▸ **SET TASK**
Locate the string "https" throughout the material and copy every line in which it occurs.

▸ **DATA SUPPLIED**
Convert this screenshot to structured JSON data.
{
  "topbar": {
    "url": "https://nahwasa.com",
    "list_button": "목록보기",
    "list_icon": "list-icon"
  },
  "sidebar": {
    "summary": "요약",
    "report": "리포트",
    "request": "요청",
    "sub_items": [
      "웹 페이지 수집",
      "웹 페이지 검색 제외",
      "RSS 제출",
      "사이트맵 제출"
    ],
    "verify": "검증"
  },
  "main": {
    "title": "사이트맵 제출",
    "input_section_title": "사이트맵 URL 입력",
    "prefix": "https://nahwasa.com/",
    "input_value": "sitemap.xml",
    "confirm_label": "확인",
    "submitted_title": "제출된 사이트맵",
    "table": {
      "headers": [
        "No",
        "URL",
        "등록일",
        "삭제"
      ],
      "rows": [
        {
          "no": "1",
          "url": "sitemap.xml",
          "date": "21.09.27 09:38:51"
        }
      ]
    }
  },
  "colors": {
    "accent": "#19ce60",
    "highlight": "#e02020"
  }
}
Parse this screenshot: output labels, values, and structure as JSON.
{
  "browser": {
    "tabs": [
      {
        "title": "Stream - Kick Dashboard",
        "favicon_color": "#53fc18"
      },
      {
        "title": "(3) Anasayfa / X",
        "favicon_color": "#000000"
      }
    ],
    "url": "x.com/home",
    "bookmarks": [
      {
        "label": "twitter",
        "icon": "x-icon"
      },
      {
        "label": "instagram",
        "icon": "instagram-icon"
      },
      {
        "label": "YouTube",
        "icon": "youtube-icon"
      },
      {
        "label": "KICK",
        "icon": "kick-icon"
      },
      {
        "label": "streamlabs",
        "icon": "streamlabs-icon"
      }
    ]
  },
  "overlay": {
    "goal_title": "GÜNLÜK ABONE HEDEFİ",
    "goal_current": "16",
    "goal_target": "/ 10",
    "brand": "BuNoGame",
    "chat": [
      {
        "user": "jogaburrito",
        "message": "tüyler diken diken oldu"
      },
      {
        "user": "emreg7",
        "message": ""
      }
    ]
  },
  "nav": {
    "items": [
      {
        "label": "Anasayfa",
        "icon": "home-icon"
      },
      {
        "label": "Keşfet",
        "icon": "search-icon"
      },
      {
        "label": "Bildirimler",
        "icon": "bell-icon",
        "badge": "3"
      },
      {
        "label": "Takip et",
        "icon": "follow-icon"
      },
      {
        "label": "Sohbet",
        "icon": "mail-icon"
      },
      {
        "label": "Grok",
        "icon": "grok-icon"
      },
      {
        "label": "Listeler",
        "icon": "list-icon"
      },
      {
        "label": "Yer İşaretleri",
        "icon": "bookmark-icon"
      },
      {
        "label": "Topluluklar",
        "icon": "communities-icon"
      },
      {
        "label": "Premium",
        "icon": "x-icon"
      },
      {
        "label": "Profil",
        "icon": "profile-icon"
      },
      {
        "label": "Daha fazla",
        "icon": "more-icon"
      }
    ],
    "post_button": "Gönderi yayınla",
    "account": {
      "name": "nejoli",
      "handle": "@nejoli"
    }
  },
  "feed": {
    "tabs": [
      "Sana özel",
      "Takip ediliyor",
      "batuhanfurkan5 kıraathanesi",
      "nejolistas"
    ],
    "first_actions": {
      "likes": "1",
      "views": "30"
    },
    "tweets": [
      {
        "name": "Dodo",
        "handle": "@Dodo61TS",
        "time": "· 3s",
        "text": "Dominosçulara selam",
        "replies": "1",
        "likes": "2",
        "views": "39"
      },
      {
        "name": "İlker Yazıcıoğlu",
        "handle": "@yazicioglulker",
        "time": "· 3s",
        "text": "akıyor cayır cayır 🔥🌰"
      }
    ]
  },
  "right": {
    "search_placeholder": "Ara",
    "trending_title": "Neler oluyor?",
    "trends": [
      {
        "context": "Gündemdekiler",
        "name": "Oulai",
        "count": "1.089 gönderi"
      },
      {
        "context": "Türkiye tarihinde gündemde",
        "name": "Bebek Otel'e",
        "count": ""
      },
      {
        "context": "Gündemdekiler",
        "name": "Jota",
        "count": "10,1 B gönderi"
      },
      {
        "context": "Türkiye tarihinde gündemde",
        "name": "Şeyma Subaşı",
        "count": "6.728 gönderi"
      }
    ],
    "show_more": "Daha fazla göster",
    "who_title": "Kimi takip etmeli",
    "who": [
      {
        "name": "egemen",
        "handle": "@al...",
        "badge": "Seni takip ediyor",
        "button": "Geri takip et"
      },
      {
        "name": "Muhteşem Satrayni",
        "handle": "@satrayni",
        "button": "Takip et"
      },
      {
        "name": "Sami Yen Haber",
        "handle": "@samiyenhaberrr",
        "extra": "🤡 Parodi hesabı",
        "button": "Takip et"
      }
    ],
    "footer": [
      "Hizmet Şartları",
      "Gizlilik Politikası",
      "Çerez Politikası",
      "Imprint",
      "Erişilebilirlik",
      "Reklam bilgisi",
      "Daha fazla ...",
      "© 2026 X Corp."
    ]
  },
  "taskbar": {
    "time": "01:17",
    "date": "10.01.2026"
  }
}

▸ **REPLY**
    "url": "https://nahwasa.com",
    "prefix": "https://nahwasa.com/",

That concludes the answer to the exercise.